**Task prompt:**
Retype each entry below exactly as it stands.
>> begin Data supplied
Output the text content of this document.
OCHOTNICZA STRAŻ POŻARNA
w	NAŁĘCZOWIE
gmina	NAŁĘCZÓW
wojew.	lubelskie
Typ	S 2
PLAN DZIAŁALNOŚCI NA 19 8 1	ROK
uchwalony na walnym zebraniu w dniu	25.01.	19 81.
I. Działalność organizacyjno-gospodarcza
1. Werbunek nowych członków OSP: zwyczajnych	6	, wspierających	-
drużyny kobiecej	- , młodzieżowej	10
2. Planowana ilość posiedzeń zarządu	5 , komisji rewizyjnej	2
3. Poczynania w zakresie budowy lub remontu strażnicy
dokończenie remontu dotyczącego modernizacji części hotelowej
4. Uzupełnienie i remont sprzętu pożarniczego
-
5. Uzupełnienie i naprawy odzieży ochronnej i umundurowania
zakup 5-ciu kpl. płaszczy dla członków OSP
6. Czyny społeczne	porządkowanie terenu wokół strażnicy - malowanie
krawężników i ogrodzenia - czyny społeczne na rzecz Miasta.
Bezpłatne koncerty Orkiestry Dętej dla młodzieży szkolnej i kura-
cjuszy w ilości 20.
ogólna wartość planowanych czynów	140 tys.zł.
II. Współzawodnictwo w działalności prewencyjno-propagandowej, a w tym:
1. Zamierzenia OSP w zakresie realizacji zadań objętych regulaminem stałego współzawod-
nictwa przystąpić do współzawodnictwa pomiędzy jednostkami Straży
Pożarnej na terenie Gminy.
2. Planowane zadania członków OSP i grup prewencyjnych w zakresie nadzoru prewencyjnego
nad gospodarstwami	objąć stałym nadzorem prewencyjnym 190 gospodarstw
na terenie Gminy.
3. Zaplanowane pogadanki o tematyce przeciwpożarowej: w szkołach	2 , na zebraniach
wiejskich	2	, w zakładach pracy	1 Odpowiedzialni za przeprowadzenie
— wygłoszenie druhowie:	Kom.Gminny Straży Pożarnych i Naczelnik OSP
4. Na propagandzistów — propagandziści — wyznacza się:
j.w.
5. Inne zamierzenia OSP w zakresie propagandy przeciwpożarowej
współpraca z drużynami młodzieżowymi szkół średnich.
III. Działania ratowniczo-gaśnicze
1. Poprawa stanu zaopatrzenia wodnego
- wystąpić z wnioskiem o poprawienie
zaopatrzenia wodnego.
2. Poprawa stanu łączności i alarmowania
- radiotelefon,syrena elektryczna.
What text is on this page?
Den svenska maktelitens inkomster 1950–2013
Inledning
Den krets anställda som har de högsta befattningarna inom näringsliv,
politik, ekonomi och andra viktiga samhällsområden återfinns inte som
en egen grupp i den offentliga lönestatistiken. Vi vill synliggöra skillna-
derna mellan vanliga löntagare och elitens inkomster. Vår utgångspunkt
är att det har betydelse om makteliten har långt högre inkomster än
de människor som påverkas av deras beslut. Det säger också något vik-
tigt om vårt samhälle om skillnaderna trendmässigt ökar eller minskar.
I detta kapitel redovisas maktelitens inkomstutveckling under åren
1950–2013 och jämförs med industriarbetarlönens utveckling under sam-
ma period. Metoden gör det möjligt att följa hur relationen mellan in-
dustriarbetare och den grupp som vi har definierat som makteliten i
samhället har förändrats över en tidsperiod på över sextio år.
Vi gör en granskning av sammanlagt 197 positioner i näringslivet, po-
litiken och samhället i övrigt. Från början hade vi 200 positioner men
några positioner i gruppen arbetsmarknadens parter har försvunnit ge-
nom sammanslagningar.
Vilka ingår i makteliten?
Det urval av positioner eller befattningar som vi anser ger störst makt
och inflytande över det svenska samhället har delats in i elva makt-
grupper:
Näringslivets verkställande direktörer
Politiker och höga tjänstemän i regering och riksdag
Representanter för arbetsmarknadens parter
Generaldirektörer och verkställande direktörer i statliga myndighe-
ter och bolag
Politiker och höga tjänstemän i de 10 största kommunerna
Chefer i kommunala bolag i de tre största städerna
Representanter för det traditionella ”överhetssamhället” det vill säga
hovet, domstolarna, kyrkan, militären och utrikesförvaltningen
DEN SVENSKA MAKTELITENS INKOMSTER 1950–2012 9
>> end Data supplied
**Task output:**
Output the text content of this document.
OCHOTNICZA STRAŻ POŻARNA
w	NAŁĘCZOWIE
gmina	NAŁĘCZÓW
wojew.	lubelskie
Typ	S 2
PLAN DZIAŁALNOŚCI NA 19 8 1	ROK
uchwalony na walnym zebraniu w dniu	25.01.	19 81.
I. Działalność organizacyjno-gospodarcza
1. Werbunek nowych członków OSP: zwyczajnych	6	, wspierających	-
drużyny kobiecej	- , młodzieżowej	10
2. Planowana ilość posiedzeń zarządu	5 , komisji rewizyjnej	2
3. Poczynania w zakresie budowy lub remontu strażnicy
dokończenie remontu dotyczącego modernizacji części hotelowej
4. Uzupełnienie i remont sprzętu pożarniczego
-
5. Uzupełnienie i naprawy odzieży ochronnej i umundurowania
zakup 5-ciu kpl. płaszczy dla członków OSP
6. Czyny społeczne	porządkowanie terenu wokół strażnicy - malowanie
krawężników i ogrodzenia - czyny społeczne na rzecz Miasta.
Bezpłatne koncerty Orkiestry Dętej dla młodzieży szkolnej i kura-
cjuszy w ilości 20.
ogólna wartość planowanych czynów	140 tys.zł.
II. Współzawodnictwo w działalności prewencyjno-propagandowej, a w tym:
1. Zamierzenia OSP w zakresie realizacji zadań objętych regulaminem stałego współzawod-
nictwa przystąpić do współzawodnictwa pomiędzy jednostkami Straży
Pożarnej na terenie Gminy.
2. Planowane zadania członków OSP i grup prewencyjnych w zakresie nadzoru prewencyjnego
nad gospodarstwami	objąć stałym nadzorem prewencyjnym 190 gospodarstw
na terenie Gminy.
3. Zaplanowane pogadanki o tematyce przeciwpożarowej: w szkołach	2 , na zebraniach
wiejskich	2	, w zakładach pracy	1 Odpowiedzialni za przeprowadzenie
— wygłoszenie druhowie:	Kom.Gminny Straży Pożarnych i Naczelnik OSP
4. Na propagandzistów — propagandziści — wyznacza się:
j.w.
5. Inne zamierzenia OSP w zakresie propagandy przeciwpożarowej
współpraca z drużynami młodzieżowymi szkół średnich.
III. Działania ratowniczo-gaśnicze
1. Poprawa stanu zaopatrzenia wodnego
- wystąpić z wnioskiem o poprawienie
zaopatrzenia wodnego.
2. Poprawa stanu łączności i alarmowania
- radiotelefon,syrena elektryczna.
What text is on this page?
Den svenska maktelitens inkomster 1950–2013
Inledning
Den krets anställda som har de högsta befattningarna inom näringsliv,
politik, ekonomi och andra viktiga samhällsområden återfinns inte som
en egen grupp i den offentliga lönestatistiken. Vi vill synliggöra skillna-
derna mellan vanliga löntagare och elitens inkomster. Vår utgångspunkt
är att det har betydelse om makteliten har långt högre inkomster än
de människor som påverkas av deras beslut. Det säger också något vik-
tigt om vårt samhälle om skillnaderna trendmässigt ökar eller minskar.
I detta kapitel redovisas maktelitens inkomstutveckling under åren
1950–2013 och jämförs med industriarbetarlönens utveckling under sam-
ma period. Metoden gör det möjligt att följa hur relationen mellan in-
dustriarbetare och den grupp som vi har definierat som makteliten i
samhället har förändrats över en tidsperiod på över sextio år.
Vi gör en granskning av sammanlagt 197 positioner i näringslivet, po-
litiken och samhället i övrigt. Från början hade vi 200 positioner men
några positioner i gruppen arbetsmarknadens parter har försvunnit ge-
nom sammanslagningar.
Vilka ingår i makteliten?
Det urval av positioner eller befattningar som vi anser ger störst makt
och inflytande över det svenska samhället har delats in i elva makt-
grupper:
Näringslivets verkställande direktörer
Politiker och höga tjänstemän i regering och riksdag
Representanter för arbetsmarknadens parter
Generaldirektörer och verkställande direktörer i statliga myndighe-
ter och bolag
Politiker och höga tjänstemän i de 10 största kommunerna
Chefer i kommunala bolag i de tre största städerna
Representanter för det traditionella ”överhetssamhället” det vill säga
hovet, domstolarna, kyrkan, militären och utrikesförvaltningen
DEN SVENSKA MAKTELITENS INKOMSTER 1950–2012 9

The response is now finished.